*DESCRIPTION OF THE TASK*
Output all lines exactly.
## START STORED RECORDS
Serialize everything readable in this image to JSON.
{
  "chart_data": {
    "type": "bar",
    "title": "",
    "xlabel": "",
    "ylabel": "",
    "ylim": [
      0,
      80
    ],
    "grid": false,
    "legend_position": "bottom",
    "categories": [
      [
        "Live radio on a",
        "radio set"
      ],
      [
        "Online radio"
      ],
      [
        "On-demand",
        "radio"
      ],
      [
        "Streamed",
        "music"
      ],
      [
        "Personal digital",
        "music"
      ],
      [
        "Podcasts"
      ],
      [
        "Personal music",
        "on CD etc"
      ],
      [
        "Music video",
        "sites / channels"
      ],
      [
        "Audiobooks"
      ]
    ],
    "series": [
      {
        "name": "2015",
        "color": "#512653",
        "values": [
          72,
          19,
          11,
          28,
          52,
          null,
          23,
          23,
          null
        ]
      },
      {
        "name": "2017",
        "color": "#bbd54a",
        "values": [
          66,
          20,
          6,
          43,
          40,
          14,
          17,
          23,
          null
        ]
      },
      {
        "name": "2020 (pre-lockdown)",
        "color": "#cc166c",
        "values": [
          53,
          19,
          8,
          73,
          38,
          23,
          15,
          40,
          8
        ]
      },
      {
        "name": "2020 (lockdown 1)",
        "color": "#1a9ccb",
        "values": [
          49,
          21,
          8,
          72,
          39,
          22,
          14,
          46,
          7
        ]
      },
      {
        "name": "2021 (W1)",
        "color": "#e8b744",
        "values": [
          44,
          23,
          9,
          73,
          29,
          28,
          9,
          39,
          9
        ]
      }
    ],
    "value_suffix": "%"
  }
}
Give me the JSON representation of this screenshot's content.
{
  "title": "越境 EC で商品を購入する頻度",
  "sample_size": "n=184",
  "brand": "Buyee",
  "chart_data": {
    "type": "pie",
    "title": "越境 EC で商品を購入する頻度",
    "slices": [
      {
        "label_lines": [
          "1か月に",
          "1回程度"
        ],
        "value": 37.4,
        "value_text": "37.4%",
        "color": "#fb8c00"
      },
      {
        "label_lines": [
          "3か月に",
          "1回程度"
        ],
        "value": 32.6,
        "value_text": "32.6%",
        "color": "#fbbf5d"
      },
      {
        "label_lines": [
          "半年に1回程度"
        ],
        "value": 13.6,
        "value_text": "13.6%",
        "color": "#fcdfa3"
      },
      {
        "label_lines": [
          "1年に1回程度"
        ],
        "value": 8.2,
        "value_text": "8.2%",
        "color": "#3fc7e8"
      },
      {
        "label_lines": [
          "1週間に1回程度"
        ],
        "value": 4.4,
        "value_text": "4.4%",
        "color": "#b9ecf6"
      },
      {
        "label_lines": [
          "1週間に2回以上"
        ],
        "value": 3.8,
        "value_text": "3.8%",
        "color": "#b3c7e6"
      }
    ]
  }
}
## END STORED RECORDS
*OUTPUT*
Serialize everything readable in this image to JSON.
{
  "chart_data": {
    "type": "bar",
    "title": "",
    "xlabel": "",
    "ylabel": "",
    "ylim": [
      0,
      80
    ],
    "grid": false,
    "legend_position": "bottom",
    "categories": [
      [
        "Live radio on a",
        "radio set"
      ],
      [
        "Online radio"
      ],
      [
        "On-demand",
        "radio"
      ],
      [
        "Streamed",
        "music"
      ],
      [
        "Personal digital",
        "music"
      ],
      [
        "Podcasts"
      ],
      [
        "Personal music",
        "on CD etc"
      ],
      [
        "Music video",
        "sites / channels"
      ],
      [
        "Audiobooks"
      ]
    ],
    "series": [
      {
        "name": "2015",
        "color": "#512653",
        "values": [
          72,
          19,
          11,
          28,
          52,
          null,
          23,
          23,
          null
        ]
      },
      {
        "name": "2017",
        "color": "#bbd54a",
        "values": [
          66,
          20,
          6,
          43,
          40,
          14,
          17,
          23,
          null
        ]
      },
      {
        "name": "2020 (pre-lockdown)",
        "color": "#cc166c",
        "values": [
          53,
          19,
          8,
          73,
          38,
          23,
          15,
          40,
          8
        ]
      },
      {
        "name": "2020 (lockdown 1)",
        "color": "#1a9ccb",
        "values": [
          49,
          21,
          8,
          72,
          39,
          22,
          14,
          46,
          7
        ]
      },
      {
        "name": "2021 (W1)",
        "color": "#e8b744",
        "values": [
          44,
          23,
          9,
          73,
          29,
          28,
          9,
          39,
          9
        ]
      }
    ],
    "value_suffix": "%"
  }
}
Give me the JSON representation of this screenshot's content.
{
  "title": "越境 EC で商品を購入する頻度",
  "sample_size": "n=184",
  "brand": "Buyee",
  "chart_data": {
    "type": "pie",
    "title": "越境 EC で商品を購入する頻度",
    "slices": [
      {
        "label_lines": [
          "1か月に",
          "1回程度"
        ],
        "value": 37.4,
        "value_text": "37.4%",
        "color": "#fb8c00"
      },
      {
        "label_lines": [
          "3か月に",
          "1回程度"
        ],
        "value": 32.6,
        "value_text": "32.6%",
        "color": "#fbbf5d"
      },
      {
        "label_lines": [
          "半年に1回程度"
        ],
        "value": 13.6,
        "value_text": "13.6%",
        "color": "#fcdfa3"
      },
      {
        "label_lines": [
          "1年に1回程度"
        ],
        "value": 8.2,
        "value_text": "8.2%",
        "color": "#3fc7e8"
      },
      {
        "label_lines": [
          "1週間に1回程度"
        ],
        "value": 4.4,
        "value_text": "4.4%",
        "color": "#b9ecf6"
      },
      {
        "label_lines": [
          "1週間に2回以上"
        ],
        "value": 3.8,
        "value_text": "3.8%",
        "color": "#b3c7e6"
      }
    ]
  }
}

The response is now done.